In the group with not definite TSC diagnosis skin examination and postnatal brain MRI were conducted in all cases. Median age of last follow up was 77 weeks for skin examination and 36.7 weeks for brain MRI. Abdominal ultrasonography or MRI were performed in 3 patients (3/5, 60.0%) with median time of the last examination at age 19.3 weeks. Ophthalmological consultation was done in one child (1/5, 20.0%) at age 17 weeks. Genetic test was performed in two cases (2/5, 40.0%) at a median age of 2.4 years, and no pathogenic variants were identified. Further follow up was not continued, as the patients were under the care of other hospitals and outpatient clinics.

Discussion

The aim of this study was to define the most useful approach to make the diagnosis of TSC before clinical seizures onset (i.e. before age 4 months) in order to facilitate early EEG monitoring and possible preventative antiepileptogenic treatment intervention. Recent studies showed the beneficial role of this approach in children younger than age 2 years with improvement of cognitive outcome and better seizure control [10, 11]. This strategy is currently applied in the multicenter European Commission project EPISTOP [19]. In the EPISTOP project, patients with the diagnosis of TSC established before seizure onset are monitored with EEG every 4 weeks in the first 6 months of life and every 6 weeks thereafter. The treatment is introduced if ictal discharges in the EEG recording occur, before clinical seizures [19]. Moreover, recent European recommendations on epilepsy treatment in TSC also suggest early introduction of Vigabatrin within 24 months of life if ictal discharges occur, with or without clinical manifestation [18].

Supplied information:
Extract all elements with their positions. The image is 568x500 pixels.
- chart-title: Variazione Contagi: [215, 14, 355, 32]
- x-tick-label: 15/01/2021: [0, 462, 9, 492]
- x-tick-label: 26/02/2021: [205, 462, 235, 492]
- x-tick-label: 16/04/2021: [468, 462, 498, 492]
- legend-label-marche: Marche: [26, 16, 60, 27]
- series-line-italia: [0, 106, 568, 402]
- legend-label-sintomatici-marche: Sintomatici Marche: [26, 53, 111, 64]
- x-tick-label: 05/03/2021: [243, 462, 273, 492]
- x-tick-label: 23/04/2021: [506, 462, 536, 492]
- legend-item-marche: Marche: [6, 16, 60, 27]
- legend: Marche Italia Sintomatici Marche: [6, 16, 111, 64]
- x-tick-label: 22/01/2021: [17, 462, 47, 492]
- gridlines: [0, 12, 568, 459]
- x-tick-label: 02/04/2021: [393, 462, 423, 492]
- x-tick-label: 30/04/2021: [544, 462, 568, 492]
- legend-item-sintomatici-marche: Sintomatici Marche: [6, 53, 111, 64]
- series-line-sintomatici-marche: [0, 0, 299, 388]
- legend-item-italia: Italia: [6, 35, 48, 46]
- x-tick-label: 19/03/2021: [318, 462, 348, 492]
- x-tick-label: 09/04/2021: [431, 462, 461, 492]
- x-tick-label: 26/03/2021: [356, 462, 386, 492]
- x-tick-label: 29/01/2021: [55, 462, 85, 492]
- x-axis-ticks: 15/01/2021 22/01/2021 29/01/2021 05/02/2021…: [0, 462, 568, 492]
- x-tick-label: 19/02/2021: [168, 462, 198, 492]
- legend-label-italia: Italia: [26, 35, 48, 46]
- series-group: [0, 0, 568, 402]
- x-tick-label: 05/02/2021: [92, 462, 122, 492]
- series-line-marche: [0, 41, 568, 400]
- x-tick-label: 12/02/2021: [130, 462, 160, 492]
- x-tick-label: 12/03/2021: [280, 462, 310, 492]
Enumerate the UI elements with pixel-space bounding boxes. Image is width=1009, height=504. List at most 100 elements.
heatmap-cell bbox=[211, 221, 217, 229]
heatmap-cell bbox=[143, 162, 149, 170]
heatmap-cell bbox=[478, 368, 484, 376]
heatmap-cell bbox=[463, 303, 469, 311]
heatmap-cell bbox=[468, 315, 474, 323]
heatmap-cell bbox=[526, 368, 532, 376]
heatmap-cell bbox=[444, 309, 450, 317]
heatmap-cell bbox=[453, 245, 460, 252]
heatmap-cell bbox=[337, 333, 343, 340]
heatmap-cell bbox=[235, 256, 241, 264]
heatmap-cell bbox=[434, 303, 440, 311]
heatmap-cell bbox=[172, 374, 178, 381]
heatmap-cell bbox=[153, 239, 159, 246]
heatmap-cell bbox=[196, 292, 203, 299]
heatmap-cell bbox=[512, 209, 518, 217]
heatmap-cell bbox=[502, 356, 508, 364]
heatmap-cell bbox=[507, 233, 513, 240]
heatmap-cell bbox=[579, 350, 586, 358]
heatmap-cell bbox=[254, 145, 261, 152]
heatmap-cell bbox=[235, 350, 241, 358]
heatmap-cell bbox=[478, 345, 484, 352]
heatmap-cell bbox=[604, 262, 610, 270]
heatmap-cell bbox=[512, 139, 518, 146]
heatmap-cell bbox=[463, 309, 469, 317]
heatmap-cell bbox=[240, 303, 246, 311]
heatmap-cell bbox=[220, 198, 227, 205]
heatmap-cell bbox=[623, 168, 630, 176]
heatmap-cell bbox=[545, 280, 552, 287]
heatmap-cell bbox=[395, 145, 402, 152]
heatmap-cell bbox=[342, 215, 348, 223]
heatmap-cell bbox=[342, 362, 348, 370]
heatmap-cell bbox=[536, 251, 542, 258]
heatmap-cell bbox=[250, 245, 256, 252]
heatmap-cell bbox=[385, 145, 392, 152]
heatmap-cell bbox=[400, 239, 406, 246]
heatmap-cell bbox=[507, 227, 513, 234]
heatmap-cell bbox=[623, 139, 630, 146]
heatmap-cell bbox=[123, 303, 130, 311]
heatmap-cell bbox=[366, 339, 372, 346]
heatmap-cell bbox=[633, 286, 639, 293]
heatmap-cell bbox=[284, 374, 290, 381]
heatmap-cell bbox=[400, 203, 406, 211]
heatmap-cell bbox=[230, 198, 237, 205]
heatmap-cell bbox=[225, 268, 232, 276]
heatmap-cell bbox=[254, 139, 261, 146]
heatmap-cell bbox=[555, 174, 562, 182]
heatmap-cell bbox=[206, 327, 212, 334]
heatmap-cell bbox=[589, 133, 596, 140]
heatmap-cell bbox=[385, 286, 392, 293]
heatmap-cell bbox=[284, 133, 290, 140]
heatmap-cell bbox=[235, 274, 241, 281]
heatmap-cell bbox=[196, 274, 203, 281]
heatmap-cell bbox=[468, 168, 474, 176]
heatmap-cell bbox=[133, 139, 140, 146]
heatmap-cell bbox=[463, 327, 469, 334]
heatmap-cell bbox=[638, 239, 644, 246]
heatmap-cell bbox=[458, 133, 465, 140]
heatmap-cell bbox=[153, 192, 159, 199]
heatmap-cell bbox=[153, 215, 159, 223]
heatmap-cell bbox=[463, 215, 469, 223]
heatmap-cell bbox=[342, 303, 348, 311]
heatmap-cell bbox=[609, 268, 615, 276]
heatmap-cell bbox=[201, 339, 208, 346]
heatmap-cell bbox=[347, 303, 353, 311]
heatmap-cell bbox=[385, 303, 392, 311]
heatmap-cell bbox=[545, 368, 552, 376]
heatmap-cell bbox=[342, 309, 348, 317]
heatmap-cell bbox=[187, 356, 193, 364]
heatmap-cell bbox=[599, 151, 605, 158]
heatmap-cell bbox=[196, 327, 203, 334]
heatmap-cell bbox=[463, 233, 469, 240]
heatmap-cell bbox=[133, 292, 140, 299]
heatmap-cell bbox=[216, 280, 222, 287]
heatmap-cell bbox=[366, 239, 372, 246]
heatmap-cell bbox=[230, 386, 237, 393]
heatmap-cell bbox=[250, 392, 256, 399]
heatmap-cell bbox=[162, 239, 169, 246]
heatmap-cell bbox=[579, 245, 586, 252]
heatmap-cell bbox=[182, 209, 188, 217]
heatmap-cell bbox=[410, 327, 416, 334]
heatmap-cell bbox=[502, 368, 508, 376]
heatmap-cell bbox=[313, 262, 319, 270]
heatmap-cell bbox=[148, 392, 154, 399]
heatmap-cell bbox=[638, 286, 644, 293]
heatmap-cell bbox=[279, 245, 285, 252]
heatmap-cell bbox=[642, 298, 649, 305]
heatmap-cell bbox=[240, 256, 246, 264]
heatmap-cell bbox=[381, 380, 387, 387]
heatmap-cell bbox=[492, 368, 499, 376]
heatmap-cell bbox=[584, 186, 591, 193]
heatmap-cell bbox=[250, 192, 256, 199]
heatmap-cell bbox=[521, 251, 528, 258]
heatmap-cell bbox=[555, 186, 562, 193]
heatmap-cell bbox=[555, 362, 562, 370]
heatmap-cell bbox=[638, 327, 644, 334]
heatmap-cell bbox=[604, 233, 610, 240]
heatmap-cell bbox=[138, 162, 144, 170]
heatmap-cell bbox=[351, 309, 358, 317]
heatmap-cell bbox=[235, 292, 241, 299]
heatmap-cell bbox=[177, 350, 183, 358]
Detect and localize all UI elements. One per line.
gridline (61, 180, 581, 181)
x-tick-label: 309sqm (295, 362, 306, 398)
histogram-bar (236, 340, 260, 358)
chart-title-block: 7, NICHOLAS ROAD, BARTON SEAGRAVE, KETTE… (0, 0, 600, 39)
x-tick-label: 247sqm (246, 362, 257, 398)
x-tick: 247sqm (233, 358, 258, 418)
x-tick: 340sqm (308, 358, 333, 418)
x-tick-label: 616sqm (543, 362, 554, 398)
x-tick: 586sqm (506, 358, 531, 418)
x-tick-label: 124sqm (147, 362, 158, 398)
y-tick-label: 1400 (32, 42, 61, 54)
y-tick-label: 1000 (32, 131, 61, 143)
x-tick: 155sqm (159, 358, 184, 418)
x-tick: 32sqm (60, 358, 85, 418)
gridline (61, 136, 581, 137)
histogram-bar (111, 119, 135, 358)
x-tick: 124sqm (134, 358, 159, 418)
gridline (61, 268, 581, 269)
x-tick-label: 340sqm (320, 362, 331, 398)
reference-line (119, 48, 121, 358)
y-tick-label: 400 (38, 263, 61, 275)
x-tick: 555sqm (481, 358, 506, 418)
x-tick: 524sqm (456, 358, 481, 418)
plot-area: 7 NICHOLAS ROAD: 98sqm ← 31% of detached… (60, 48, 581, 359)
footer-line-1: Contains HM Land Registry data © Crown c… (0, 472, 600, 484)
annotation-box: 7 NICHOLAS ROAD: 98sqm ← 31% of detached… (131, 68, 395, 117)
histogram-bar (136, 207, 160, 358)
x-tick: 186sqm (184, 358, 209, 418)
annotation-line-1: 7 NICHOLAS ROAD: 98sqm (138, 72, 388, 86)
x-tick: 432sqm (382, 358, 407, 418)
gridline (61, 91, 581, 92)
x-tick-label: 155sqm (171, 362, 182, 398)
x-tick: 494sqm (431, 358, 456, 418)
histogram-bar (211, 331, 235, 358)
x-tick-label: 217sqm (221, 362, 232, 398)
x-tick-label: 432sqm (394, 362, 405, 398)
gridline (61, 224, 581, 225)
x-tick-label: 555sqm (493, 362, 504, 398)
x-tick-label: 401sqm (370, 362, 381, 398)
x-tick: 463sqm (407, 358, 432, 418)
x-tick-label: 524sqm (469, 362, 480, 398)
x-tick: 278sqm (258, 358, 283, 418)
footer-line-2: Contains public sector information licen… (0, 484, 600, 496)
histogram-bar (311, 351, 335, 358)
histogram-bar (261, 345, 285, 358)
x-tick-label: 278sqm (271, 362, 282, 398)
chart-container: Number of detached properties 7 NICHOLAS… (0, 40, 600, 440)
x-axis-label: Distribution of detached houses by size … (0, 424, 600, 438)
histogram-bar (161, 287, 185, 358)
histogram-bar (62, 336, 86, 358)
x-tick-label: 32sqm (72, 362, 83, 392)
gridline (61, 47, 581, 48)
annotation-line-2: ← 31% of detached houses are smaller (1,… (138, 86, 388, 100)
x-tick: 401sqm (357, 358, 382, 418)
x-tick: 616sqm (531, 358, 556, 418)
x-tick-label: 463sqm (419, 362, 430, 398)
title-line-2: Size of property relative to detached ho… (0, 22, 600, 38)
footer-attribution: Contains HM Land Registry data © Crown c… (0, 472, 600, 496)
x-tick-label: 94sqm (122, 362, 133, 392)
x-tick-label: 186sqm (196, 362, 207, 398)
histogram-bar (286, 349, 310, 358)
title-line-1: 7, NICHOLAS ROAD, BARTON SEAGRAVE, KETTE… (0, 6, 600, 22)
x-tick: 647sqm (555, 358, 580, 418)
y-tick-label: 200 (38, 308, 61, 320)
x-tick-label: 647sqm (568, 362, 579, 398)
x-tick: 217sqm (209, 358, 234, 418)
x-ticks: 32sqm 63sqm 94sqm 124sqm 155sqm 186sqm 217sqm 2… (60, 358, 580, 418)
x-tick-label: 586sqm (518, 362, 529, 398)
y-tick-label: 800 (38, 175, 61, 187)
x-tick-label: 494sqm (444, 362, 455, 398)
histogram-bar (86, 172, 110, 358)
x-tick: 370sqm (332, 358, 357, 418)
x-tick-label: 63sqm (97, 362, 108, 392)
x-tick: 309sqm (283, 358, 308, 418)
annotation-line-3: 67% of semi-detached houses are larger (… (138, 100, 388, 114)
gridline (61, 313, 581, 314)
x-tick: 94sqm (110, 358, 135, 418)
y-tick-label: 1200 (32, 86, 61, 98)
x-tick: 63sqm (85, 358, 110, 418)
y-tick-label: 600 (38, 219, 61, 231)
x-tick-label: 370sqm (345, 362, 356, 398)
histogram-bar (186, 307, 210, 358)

Description of the task: According to the excerpt on early TSC diagnosis, how often does the EPISTOP project monitor patients with EEG during the first 6 months of life?

Written solution: Every 4 weeks.